*EXERCISE REQUIREMENTS*.
Work through the material below line by line and say how many lines include the word "headline". Only the number, please.

*DATA ROWS*.
++++
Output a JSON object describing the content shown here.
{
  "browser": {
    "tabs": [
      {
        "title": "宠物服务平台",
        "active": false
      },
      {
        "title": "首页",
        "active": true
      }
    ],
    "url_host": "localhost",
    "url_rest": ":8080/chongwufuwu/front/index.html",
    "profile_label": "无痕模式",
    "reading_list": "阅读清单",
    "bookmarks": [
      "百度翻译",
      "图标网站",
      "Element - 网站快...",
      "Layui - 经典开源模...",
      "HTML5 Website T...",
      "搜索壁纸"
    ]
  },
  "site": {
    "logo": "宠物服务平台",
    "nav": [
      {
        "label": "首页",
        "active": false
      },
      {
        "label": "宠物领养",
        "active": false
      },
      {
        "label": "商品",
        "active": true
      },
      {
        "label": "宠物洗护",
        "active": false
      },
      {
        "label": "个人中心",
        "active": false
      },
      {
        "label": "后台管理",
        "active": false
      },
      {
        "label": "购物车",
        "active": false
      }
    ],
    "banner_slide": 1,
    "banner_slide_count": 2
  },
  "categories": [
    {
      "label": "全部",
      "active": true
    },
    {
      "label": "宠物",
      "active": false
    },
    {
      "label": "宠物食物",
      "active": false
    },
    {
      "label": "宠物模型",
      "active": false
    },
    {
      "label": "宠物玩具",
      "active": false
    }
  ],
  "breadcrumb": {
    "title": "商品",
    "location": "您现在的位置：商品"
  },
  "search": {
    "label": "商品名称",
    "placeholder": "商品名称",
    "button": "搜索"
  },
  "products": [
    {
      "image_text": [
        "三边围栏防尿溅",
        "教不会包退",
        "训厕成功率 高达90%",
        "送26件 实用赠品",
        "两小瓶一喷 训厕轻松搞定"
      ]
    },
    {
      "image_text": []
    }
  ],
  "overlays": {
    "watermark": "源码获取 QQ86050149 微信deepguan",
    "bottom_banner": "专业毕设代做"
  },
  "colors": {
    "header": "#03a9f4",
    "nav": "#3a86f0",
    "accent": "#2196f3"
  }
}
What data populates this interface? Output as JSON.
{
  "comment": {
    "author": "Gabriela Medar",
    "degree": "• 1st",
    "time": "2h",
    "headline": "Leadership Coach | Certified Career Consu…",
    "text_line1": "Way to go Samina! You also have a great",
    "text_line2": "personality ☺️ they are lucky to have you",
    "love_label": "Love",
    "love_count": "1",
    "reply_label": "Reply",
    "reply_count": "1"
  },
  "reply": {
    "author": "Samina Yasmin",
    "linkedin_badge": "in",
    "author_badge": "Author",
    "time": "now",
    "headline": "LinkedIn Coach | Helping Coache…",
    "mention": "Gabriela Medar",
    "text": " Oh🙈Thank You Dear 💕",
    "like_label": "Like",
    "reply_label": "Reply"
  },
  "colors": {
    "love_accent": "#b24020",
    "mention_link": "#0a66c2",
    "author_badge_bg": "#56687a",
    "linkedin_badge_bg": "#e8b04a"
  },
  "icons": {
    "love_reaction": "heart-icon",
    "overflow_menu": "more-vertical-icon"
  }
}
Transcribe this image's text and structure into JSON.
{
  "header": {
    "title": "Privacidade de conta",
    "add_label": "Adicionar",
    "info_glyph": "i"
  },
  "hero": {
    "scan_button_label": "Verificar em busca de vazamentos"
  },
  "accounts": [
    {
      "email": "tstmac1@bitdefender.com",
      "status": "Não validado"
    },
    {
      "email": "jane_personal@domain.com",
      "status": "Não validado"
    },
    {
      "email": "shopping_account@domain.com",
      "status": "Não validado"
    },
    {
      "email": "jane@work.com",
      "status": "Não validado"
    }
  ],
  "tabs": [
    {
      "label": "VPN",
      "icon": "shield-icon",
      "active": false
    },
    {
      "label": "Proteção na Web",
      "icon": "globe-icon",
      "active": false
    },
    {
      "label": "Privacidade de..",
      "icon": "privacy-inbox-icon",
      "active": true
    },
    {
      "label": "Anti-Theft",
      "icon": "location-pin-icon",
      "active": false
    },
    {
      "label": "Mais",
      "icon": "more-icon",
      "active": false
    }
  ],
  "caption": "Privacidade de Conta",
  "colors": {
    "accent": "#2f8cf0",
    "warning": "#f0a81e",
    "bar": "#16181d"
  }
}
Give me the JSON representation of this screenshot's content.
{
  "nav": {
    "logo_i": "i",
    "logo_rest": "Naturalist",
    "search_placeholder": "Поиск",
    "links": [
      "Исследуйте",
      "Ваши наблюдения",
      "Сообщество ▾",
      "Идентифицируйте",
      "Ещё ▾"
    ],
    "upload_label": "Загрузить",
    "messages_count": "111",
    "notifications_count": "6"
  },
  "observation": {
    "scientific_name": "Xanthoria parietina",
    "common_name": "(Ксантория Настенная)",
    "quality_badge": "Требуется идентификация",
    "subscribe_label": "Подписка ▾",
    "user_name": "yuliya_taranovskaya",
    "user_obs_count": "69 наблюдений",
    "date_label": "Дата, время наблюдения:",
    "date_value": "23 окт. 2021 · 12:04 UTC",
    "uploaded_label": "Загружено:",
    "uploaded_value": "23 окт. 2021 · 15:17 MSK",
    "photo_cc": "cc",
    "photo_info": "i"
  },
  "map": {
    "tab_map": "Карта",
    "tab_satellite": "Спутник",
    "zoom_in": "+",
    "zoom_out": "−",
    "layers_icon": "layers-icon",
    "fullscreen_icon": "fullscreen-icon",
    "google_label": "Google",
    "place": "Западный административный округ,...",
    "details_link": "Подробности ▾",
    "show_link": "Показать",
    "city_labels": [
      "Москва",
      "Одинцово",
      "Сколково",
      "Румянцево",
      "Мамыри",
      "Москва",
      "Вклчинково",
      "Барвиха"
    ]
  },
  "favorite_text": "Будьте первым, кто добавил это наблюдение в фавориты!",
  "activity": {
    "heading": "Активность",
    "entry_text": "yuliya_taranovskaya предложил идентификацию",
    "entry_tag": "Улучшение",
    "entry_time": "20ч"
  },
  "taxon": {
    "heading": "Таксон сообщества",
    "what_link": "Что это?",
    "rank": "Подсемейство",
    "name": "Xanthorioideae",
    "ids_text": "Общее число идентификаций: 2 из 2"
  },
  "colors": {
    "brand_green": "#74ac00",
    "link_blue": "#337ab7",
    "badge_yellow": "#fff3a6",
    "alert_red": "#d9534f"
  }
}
++++
*FULL ANSWER*.
2